━━━ RECORDS FOR THE TASK
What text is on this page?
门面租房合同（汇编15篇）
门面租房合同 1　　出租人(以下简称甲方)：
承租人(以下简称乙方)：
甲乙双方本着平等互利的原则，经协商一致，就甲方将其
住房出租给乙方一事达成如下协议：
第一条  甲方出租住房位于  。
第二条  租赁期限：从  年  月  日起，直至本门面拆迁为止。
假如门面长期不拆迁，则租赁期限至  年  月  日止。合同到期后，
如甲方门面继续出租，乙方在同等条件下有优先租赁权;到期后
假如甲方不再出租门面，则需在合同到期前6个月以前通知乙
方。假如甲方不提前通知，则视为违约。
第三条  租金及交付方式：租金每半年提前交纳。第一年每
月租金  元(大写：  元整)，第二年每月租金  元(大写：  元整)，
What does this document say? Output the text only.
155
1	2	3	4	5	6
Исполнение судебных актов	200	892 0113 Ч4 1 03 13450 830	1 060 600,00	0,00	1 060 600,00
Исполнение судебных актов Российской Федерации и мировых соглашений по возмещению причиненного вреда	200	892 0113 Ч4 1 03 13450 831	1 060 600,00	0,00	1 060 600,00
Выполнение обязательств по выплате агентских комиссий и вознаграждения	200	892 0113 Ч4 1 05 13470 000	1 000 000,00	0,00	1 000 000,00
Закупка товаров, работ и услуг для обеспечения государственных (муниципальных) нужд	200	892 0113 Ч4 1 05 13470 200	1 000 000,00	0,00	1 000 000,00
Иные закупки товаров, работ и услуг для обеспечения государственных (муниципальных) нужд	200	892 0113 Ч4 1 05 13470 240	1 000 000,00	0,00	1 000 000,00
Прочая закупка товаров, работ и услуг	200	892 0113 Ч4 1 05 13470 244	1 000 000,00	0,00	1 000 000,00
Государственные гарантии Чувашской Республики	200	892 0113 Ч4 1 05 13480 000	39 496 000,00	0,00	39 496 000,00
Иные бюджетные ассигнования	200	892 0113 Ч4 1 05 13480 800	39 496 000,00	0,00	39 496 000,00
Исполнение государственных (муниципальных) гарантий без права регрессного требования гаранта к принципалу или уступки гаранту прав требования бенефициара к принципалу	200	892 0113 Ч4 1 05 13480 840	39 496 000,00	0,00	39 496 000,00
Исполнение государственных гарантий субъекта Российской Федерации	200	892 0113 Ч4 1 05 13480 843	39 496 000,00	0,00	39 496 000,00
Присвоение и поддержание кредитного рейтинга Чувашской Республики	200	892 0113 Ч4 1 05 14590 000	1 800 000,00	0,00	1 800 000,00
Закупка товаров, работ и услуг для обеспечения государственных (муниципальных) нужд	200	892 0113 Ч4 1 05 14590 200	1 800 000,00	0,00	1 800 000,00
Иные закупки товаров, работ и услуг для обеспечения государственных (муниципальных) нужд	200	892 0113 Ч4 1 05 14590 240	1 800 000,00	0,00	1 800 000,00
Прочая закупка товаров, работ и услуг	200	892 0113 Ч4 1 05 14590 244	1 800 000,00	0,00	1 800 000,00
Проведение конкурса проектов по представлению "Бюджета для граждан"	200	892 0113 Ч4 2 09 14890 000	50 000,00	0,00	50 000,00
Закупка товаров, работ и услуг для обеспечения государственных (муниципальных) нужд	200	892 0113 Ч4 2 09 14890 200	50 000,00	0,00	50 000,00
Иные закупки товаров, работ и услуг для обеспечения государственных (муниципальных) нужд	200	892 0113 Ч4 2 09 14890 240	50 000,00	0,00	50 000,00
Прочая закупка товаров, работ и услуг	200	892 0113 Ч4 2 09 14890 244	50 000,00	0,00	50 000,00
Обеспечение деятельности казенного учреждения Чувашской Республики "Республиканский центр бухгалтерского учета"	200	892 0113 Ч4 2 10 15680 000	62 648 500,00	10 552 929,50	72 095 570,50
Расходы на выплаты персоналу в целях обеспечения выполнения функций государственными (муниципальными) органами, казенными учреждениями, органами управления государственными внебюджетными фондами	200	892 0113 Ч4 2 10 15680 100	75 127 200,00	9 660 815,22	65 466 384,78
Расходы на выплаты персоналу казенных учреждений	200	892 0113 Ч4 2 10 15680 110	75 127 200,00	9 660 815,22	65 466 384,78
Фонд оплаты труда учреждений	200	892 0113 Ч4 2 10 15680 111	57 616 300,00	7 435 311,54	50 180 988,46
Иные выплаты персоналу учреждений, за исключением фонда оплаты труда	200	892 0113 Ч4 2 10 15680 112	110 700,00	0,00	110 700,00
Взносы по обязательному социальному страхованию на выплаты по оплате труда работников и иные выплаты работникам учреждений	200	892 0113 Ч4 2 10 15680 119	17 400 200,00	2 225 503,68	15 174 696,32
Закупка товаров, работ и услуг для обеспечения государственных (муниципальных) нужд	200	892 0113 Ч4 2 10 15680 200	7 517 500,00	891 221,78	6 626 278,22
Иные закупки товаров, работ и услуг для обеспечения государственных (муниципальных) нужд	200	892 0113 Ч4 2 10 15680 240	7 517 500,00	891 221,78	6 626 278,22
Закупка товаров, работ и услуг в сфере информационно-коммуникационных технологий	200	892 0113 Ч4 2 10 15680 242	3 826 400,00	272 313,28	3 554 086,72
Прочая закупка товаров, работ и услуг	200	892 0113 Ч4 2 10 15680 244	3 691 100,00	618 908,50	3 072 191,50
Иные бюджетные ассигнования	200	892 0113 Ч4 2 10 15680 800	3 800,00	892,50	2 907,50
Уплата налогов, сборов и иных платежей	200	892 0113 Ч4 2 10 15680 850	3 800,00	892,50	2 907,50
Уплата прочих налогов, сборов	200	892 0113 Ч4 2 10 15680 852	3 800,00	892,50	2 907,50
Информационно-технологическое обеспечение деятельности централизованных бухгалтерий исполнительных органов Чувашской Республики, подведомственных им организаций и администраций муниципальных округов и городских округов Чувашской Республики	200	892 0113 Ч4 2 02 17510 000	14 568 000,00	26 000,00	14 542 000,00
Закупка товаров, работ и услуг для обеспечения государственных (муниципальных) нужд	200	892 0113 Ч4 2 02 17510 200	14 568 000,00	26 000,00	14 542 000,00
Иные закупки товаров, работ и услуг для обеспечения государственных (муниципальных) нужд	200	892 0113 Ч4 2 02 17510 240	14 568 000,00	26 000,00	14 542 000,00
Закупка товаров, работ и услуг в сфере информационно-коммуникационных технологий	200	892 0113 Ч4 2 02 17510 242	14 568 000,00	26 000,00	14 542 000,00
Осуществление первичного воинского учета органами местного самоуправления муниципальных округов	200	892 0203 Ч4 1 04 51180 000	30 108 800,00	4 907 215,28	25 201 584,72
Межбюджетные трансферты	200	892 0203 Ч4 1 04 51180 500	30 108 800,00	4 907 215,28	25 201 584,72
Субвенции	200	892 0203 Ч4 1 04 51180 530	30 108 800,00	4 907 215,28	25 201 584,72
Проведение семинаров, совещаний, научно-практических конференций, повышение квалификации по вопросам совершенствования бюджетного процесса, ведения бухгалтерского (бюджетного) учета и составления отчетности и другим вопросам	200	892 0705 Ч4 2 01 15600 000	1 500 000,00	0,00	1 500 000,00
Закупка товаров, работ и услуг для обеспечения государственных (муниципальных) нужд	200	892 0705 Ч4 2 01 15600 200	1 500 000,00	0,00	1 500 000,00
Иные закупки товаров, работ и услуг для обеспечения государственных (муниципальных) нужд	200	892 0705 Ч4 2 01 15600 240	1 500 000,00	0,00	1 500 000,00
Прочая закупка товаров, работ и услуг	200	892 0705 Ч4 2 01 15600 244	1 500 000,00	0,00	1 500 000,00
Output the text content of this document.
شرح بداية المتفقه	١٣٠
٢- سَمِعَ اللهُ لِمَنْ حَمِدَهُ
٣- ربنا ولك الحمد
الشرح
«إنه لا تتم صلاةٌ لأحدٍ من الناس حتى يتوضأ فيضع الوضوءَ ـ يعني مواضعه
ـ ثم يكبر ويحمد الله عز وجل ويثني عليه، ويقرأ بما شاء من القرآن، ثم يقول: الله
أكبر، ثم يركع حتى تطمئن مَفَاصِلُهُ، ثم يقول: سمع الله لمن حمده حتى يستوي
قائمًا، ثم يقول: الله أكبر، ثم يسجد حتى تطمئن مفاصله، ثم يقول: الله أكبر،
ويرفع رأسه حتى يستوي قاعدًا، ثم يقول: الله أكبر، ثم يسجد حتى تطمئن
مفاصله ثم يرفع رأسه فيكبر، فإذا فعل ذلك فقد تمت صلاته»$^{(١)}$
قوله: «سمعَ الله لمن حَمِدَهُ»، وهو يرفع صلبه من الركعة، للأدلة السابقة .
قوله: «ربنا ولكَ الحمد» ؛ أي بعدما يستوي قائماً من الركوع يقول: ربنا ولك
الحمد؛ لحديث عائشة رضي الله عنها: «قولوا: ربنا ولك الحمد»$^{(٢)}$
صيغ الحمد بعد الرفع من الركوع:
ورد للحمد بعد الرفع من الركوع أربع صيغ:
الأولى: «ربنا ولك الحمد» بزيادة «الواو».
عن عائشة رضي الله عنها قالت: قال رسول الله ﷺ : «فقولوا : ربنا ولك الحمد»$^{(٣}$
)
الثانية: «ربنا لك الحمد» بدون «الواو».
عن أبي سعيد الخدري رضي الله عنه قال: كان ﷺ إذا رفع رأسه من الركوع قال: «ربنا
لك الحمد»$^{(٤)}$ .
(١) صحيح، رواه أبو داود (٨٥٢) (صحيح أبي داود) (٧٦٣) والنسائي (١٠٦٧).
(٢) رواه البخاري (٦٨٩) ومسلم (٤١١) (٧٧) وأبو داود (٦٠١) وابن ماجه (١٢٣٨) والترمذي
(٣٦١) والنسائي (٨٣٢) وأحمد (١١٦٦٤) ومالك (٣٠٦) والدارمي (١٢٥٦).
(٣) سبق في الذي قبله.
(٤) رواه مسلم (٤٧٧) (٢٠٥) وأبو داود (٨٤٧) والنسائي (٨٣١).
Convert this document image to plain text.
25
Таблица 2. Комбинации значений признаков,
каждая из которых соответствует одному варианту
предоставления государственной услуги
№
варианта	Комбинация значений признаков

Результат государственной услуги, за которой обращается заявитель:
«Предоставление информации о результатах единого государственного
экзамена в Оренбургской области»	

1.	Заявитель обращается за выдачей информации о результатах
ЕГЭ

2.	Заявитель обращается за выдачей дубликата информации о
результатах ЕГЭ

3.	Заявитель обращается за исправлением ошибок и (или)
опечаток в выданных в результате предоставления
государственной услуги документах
━━━━━━
## DESCRIPTION OF THE TASK:
Set down, word for word, only the lines running from the line with "Convert this document image to plain text." to the last line of the listing above. Both of those lines belong in your answer.

## WRITTEN SOLUTION:
Convert this document image to plain text.
25
Таблица 2. Комбинации значений признаков,
каждая из которых соответствует одному варианту
предоставления государственной услуги
№
варианта	Комбинация значений признаков

Результат государственной услуги, за которой обращается заявитель:
«Предоставление информации о результатах единого государственного
экзамена в Оренбургской области»	

1.	Заявитель обращается за выдачей информации о результатах
ЕГЭ

2.	Заявитель обращается за выдачей дубликата информации о
результатах ЕГЭ

3.	Заявитель обращается за исправлением ошибок и (или)
опечаток в выданных в результате предоставления
государственной услуги документах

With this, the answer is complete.